— Start of Input records —
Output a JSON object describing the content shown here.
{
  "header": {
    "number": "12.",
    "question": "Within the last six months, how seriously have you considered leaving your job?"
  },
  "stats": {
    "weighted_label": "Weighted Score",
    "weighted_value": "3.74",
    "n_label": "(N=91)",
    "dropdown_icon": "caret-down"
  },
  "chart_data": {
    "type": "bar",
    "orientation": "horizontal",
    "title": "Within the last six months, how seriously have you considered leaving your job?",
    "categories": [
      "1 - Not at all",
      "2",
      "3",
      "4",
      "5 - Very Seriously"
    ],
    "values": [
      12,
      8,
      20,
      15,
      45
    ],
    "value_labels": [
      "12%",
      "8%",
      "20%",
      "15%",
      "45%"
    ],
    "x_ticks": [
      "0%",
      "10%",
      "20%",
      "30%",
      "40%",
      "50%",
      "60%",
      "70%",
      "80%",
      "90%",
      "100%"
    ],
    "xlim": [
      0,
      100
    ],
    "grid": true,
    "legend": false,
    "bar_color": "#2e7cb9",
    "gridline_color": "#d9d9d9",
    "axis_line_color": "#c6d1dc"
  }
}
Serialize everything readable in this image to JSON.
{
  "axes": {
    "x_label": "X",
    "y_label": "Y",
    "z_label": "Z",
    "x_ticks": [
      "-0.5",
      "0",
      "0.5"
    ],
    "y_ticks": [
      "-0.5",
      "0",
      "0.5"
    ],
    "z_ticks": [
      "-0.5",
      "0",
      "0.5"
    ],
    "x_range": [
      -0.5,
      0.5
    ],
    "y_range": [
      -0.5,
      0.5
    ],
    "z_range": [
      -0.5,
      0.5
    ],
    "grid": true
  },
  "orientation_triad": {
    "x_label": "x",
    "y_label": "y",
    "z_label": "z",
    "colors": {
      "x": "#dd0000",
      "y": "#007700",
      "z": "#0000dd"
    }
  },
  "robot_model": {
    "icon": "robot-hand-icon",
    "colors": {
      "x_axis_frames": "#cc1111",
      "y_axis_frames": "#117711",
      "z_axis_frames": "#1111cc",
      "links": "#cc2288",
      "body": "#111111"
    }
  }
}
— End of Input records —
Task requirements: Return each line of the records above exactly as it reads.

Answer to this problem:
Output a JSON object describing the content shown here.
{
  "header": {
    "number": "12.",
    "question": "Within the last six months, how seriously have you considered leaving your job?"
  },
  "stats": {
    "weighted_label": "Weighted Score",
    "weighted_value": "3.74",
    "n_label": "(N=91)",
    "dropdown_icon": "caret-down"
  },
  "chart_data": {
    "type": "bar",
    "orientation": "horizontal",
    "title": "Within the last six months, how seriously have you considered leaving your job?",
    "categories": [
      "1 - Not at all",
      "2",
      "3",
      "4",
      "5 - Very Seriously"
    ],
    "values": [
      12,
      8,
      20,
      15,
      45
    ],
    "value_labels": [
      "12%",
      "8%",
      "20%",
      "15%",
      "45%"
    ],
    "x_ticks": [
      "0%",
      "10%",
      "20%",
      "30%",
      "40%",
      "50%",
      "60%",
      "70%",
      "80%",
      "90%",
      "100%"
    ],
    "xlim": [
      0,
      100
    ],
    "grid": true,
    "legend": false,
    "bar_color": "#2e7cb9",
    "gridline_color": "#d9d9d9",
    "axis_line_color": "#c6d1dc"
  }
}
Serialize everything readable in this image to JSON.
{
  "axes": {
    "x_label": "X",
    "y_label": "Y",
    "z_label": "Z",
    "x_ticks": [
      "-0.5",
      "0",
      "0.5"
    ],
    "y_ticks": [
      "-0.5",
      "0",
      "0.5"
    ],
    "z_ticks": [
      "-0.5",
      "0",
      "0.5"
    ],
    "x_range": [
      -0.5,
      0.5
    ],
    "y_range": [
      -0.5,
      0.5
    ],
    "z_range": [
      -0.5,
      0.5
    ],
    "grid": true
  },
  "orientation_triad": {
    "x_label": "x",
    "y_label": "y",
    "z_label": "z",
    "colors": {
      "x": "#dd0000",
      "y": "#007700",
      "z": "#0000dd"
    }
  },
  "robot_model": {
    "icon": "robot-hand-icon",
    "colors": {
      "x_axis_frames": "#cc1111",
      "y_axis_frames": "#117711",
      "z_axis_frames": "#1111cc",
      "links": "#cc2288",
      "body": "#111111"
    }
  }
}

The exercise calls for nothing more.